EXERCISE GOAL:
Retype the records that come next, word for word.

** START INPUT ROWS **

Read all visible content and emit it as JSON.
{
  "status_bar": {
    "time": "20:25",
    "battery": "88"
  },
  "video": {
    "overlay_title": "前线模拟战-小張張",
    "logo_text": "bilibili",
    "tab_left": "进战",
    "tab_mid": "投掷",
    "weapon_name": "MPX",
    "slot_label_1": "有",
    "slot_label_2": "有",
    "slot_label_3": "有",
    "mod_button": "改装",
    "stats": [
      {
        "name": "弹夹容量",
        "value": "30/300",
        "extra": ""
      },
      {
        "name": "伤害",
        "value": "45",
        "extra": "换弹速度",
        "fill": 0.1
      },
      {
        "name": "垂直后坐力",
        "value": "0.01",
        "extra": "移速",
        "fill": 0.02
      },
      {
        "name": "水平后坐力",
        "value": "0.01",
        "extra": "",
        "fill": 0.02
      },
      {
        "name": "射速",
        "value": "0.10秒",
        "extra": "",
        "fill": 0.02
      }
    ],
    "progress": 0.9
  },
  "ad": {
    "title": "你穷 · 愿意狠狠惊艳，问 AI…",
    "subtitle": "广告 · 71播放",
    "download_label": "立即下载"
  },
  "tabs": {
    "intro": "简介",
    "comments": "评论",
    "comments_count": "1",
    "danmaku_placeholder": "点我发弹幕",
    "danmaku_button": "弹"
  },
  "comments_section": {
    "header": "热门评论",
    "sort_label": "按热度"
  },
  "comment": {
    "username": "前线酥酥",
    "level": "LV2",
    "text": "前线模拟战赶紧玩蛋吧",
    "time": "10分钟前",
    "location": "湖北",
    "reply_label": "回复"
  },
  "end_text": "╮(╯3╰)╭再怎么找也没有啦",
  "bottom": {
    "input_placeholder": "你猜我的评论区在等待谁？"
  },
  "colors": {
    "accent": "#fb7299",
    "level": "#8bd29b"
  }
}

** END INPUT ROWS **

ANSWER FOR THIS EXERCISE:
Read all visible content and emit it as JSON.
{
  "status_bar": {
    "time": "20:25",
    "battery": "88"
  },
  "video": {
    "overlay_title": "前线模拟战-小張張",
    "logo_text": "bilibili",
    "tab_left": "进战",
    "tab_mid": "投掷",
    "weapon_name": "MPX",
    "slot_label_1": "有",
    "slot_label_2": "有",
    "slot_label_3": "有",
    "mod_button": "改装",
    "stats": [
      {
        "name": "弹夹容量",
        "value": "30/300",
        "extra": ""
      },
      {
        "name": "伤害",
        "value": "45",
        "extra": "换弹速度",
        "fill": 0.1
      },
      {
        "name": "垂直后坐力",
        "value": "0.01",
        "extra": "移速",
        "fill": 0.02
      },
      {
        "name": "水平后坐力",
        "value": "0.01",
        "extra": "",
        "fill": 0.02
      },
      {
        "name": "射速",
        "value": "0.10秒",
        "extra": "",
        "fill": 0.02
      }
    ],
    "progress": 0.9
  },
  "ad": {
    "title": "你穷 · 愿意狠狠惊艳，问 AI…",
    "subtitle": "广告 · 71播放",
    "download_label": "立即下载"
  },
  "tabs": {
    "intro": "简介",
    "comments": "评论",
    "comments_count": "1",
    "danmaku_placeholder": "点我发弹幕",
    "danmaku_button": "弹"
  },
  "comments_section": {
    "header": "热门评论",
    "sort_label": "按热度"
  },
  "comment": {
    "username": "前线酥酥",
    "level": "LV2",
    "text": "前线模拟战赶紧玩蛋吧",
    "time": "10分钟前",
    "location": "湖北",
    "reply_label": "回复"
  },
  "end_text": "╮(╯3╰)╭再怎么找也没有啦",
  "bottom": {
    "input_placeholder": "你猜我的评论区在等待谁？"
  },
  "colors": {
    "accent": "#fb7299",
    "level": "#8bd29b"
  }
}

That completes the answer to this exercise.